[Data extracted from a collection]
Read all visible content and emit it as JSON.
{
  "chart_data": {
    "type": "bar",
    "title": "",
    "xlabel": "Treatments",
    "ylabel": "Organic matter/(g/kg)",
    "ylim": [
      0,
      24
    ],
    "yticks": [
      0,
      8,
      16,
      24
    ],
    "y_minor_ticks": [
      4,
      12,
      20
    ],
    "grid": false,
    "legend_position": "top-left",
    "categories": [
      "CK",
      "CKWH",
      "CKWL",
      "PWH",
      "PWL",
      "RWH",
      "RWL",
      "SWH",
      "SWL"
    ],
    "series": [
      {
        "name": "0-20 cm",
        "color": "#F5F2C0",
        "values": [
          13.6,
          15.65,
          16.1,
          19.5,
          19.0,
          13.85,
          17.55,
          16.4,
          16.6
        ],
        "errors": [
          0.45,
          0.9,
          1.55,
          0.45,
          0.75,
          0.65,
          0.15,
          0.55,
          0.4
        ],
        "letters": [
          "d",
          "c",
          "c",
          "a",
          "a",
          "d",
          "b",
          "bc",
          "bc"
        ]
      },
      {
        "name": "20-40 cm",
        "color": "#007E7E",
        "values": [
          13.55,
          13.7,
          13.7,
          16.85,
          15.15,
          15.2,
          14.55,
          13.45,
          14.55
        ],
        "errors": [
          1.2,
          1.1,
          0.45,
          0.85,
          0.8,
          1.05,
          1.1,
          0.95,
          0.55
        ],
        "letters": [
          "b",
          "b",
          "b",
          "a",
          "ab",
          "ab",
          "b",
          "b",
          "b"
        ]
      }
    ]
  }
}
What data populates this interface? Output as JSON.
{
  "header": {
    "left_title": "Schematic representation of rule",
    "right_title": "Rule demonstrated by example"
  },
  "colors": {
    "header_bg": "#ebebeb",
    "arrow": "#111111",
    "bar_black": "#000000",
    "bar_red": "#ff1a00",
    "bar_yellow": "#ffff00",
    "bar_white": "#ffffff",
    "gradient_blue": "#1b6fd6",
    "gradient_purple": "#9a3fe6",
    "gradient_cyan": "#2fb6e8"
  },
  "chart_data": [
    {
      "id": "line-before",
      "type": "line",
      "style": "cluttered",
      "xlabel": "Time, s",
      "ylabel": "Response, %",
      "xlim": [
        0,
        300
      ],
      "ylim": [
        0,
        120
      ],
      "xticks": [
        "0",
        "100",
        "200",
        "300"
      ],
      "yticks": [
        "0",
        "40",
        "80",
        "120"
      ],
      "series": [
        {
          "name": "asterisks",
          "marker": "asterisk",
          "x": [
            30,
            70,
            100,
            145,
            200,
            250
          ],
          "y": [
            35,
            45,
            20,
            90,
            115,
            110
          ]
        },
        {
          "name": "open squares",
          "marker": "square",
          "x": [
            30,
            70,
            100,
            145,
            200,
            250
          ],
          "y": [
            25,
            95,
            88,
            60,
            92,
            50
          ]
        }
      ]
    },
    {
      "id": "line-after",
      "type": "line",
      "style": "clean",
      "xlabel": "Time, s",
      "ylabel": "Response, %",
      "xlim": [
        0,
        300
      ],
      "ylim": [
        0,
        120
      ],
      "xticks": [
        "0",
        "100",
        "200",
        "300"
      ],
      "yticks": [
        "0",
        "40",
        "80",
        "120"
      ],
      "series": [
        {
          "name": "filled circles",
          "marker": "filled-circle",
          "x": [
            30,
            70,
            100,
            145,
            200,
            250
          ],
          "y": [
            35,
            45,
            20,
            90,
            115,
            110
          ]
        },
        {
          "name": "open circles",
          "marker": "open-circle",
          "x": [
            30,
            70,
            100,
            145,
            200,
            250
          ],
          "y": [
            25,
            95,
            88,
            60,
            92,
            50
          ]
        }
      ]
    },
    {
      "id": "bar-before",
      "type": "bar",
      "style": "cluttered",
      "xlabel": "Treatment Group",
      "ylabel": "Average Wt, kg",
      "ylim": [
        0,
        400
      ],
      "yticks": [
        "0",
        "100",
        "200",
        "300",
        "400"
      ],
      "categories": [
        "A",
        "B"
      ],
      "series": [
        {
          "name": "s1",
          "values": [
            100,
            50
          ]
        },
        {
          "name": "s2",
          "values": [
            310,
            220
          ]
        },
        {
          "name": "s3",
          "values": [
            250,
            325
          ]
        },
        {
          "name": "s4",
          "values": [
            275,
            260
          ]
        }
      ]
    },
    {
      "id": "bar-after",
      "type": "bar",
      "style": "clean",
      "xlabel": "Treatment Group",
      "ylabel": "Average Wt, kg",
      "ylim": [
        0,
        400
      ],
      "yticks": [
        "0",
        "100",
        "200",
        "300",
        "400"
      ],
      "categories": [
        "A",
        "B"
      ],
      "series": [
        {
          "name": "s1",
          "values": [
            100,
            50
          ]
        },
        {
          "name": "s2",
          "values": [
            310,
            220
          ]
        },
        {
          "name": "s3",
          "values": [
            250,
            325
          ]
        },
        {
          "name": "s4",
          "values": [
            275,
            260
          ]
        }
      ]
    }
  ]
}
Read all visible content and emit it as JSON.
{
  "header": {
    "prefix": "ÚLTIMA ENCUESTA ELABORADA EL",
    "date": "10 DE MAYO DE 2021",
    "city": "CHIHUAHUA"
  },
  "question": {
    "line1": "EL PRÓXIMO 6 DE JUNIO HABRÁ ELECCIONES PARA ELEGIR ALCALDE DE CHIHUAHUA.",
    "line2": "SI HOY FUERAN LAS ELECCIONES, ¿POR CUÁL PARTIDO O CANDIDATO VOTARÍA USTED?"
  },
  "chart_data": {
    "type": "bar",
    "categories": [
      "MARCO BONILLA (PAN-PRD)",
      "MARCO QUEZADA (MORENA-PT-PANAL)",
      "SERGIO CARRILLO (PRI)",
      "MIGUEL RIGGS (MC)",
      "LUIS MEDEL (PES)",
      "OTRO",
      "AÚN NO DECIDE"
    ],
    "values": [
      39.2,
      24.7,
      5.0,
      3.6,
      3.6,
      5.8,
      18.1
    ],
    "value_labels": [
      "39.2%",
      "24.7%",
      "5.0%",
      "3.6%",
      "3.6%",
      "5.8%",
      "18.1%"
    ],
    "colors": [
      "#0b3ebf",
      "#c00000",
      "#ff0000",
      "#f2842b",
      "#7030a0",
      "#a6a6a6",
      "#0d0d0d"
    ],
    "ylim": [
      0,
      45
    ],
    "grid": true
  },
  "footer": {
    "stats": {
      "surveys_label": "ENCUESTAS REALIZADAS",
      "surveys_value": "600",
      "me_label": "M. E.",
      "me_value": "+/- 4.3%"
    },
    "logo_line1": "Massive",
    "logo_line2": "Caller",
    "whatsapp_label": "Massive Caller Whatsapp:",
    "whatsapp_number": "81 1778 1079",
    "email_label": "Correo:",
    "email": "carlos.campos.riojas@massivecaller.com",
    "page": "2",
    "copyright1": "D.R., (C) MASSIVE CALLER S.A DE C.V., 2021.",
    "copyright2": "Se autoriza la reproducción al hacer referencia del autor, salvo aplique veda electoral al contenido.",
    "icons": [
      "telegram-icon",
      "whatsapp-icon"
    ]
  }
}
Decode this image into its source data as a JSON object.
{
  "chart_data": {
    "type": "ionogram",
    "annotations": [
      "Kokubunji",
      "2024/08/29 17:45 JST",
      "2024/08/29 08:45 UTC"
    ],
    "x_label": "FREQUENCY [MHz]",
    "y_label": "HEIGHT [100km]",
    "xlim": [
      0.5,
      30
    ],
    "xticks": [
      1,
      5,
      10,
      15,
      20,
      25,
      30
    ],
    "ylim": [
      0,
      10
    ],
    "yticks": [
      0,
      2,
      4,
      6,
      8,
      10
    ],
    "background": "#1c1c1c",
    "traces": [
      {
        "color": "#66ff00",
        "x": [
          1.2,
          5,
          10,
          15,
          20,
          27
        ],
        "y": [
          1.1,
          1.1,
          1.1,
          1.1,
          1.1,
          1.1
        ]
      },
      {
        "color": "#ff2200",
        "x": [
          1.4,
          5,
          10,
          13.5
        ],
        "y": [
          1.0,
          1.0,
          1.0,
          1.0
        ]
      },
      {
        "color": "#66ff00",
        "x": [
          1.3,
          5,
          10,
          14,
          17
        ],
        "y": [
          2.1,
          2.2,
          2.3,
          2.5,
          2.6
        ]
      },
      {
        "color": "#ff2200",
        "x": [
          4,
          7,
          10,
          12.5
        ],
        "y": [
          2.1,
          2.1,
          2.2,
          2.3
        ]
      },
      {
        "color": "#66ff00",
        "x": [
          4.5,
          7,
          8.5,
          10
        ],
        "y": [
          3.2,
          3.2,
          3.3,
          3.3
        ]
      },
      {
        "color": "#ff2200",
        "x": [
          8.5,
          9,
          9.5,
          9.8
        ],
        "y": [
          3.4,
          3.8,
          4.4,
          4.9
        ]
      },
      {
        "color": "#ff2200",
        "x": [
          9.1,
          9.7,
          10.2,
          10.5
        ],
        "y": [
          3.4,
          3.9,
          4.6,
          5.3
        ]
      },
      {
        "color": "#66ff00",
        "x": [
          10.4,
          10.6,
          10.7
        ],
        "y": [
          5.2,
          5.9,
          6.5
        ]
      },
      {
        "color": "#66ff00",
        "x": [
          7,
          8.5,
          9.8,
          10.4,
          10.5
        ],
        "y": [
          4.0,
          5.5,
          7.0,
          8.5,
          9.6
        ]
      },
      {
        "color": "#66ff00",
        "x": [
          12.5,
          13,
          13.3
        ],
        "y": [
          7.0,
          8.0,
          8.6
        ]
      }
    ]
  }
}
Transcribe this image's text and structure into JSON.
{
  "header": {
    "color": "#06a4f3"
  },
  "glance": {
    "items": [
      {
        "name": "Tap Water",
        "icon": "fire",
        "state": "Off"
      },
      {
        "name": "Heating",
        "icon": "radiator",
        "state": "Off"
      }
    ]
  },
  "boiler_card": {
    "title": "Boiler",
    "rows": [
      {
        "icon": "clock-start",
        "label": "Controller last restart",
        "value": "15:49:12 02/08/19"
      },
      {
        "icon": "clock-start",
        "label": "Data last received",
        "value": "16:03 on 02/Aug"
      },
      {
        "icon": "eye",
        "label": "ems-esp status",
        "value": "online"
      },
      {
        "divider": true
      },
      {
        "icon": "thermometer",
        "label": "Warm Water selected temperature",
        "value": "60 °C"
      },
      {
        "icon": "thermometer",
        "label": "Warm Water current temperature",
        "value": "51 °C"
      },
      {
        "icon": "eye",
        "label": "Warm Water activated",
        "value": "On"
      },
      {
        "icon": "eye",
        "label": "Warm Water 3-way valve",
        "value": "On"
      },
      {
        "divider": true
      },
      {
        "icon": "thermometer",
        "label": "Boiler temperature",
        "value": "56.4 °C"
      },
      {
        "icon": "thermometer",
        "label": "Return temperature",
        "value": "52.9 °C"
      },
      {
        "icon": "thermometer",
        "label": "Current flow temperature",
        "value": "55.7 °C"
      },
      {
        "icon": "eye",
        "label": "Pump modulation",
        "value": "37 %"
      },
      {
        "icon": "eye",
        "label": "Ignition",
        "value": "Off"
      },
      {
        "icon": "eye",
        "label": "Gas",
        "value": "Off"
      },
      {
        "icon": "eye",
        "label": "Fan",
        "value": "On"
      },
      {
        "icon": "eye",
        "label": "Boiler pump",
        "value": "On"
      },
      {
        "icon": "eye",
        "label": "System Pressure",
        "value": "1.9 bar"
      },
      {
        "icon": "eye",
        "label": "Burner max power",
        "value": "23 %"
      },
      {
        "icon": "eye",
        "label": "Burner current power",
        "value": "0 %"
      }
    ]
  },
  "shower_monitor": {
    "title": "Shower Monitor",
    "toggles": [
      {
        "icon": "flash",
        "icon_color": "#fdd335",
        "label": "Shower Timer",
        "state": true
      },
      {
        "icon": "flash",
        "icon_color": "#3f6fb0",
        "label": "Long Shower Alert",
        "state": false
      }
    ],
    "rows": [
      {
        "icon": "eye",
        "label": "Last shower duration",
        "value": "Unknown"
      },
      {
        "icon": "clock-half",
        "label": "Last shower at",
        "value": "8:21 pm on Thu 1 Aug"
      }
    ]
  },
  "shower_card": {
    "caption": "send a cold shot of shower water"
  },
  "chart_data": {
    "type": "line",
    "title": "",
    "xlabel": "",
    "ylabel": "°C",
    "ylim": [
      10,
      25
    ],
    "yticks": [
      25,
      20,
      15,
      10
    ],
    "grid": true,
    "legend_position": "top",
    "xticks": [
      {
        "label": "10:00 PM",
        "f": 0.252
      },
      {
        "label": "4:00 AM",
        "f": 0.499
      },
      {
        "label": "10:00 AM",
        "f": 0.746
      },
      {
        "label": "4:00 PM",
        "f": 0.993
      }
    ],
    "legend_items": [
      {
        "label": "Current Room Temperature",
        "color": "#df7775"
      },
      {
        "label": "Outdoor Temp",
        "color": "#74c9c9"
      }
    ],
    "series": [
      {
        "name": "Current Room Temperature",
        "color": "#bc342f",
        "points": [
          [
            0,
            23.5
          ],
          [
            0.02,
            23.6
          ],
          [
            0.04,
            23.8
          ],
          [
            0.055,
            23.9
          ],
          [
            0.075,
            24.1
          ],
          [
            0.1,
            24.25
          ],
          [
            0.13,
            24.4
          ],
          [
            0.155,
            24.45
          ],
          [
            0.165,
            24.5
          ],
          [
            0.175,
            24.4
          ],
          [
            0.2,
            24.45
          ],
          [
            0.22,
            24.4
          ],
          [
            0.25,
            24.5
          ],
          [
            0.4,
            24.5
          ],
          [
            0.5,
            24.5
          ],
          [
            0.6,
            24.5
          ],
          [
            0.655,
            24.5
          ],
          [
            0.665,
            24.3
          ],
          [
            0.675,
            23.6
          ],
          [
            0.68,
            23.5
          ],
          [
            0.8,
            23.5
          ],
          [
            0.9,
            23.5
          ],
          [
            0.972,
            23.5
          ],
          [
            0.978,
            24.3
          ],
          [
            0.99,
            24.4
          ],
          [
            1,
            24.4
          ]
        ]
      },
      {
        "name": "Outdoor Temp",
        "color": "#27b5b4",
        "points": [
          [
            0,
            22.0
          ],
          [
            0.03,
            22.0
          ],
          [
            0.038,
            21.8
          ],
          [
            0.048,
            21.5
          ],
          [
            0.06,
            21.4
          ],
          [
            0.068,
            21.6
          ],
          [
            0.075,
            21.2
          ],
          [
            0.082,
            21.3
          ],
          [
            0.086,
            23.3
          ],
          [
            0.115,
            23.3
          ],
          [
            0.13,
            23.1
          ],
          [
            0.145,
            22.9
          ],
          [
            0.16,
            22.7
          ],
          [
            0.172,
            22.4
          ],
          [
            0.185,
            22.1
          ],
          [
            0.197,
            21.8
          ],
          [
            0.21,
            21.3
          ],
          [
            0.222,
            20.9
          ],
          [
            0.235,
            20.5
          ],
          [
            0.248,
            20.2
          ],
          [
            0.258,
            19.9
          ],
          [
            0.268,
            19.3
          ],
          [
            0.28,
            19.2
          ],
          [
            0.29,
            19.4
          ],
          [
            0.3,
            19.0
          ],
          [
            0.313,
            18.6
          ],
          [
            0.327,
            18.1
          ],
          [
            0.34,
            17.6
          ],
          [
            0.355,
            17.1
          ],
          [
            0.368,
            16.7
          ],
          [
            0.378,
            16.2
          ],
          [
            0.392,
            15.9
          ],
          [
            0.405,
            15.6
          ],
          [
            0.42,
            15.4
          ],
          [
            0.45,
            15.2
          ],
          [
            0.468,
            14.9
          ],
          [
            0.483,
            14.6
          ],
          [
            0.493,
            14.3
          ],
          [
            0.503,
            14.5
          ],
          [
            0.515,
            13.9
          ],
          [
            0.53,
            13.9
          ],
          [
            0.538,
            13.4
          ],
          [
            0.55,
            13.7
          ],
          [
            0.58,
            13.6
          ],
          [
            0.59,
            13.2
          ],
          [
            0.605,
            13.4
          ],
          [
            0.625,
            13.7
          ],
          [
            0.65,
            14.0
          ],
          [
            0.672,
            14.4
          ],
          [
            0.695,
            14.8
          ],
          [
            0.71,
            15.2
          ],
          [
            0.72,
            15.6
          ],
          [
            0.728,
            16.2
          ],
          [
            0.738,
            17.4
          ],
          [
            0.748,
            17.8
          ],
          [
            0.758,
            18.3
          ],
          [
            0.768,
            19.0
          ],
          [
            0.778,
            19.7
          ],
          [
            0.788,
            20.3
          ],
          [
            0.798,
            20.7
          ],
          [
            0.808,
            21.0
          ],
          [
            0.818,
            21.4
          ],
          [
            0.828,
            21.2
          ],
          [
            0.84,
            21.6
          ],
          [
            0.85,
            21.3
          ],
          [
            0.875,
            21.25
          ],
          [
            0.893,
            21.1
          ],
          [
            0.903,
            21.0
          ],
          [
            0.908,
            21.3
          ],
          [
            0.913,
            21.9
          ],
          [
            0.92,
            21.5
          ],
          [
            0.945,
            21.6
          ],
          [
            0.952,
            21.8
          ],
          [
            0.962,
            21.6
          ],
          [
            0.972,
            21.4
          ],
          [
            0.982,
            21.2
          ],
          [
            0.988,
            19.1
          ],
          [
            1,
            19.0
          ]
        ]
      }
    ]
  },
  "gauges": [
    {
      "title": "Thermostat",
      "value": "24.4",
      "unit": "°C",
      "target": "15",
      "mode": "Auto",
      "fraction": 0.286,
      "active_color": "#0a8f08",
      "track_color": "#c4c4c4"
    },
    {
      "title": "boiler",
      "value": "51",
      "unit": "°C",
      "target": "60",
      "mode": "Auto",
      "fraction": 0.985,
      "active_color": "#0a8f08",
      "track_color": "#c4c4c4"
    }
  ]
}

> OBJECTIVE: Pull out all lines containing "Room".

> EXERCISE OUTPUT:
        "label": "Current Room Temperature",
        "name": "Current Room Temperature",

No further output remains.